Count lines with the string "Famiglia" in them. State the number alone.

++++

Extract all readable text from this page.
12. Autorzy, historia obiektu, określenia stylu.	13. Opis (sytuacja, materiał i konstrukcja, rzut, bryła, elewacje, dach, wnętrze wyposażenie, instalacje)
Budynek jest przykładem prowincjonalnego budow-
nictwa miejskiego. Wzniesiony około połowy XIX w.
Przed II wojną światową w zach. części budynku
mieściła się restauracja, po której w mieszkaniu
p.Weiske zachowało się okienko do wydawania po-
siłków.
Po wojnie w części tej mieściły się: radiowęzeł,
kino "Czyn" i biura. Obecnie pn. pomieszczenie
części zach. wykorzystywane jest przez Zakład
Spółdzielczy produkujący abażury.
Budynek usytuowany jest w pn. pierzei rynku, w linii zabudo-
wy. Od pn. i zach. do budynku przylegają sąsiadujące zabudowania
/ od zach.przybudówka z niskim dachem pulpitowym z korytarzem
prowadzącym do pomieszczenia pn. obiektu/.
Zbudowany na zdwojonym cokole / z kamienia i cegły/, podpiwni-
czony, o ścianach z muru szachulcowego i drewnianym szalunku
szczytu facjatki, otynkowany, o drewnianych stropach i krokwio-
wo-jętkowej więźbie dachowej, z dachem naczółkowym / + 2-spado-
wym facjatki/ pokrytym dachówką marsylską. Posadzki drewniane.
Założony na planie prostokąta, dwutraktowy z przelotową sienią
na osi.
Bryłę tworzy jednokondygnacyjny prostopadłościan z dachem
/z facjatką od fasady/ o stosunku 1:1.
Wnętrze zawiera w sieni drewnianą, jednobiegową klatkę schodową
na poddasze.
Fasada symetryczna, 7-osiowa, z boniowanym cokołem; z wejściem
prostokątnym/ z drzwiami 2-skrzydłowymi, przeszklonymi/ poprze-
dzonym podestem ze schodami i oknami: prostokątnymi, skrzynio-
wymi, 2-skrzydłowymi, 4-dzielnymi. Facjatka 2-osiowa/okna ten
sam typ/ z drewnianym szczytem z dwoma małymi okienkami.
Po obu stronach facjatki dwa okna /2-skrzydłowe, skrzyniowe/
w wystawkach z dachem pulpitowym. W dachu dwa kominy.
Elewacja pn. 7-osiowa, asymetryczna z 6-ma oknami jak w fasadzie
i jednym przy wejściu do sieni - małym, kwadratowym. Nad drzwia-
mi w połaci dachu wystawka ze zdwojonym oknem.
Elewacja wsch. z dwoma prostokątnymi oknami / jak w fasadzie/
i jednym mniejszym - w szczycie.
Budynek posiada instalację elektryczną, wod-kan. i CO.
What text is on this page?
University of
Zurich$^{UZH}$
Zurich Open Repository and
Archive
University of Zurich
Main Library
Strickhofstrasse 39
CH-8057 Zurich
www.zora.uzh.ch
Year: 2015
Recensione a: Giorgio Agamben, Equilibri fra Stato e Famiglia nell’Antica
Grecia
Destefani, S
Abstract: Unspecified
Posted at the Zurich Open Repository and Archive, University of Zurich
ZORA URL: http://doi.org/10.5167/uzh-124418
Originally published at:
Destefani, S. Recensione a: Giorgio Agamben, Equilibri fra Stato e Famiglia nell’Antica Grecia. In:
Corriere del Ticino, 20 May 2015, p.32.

++++

Task response: 2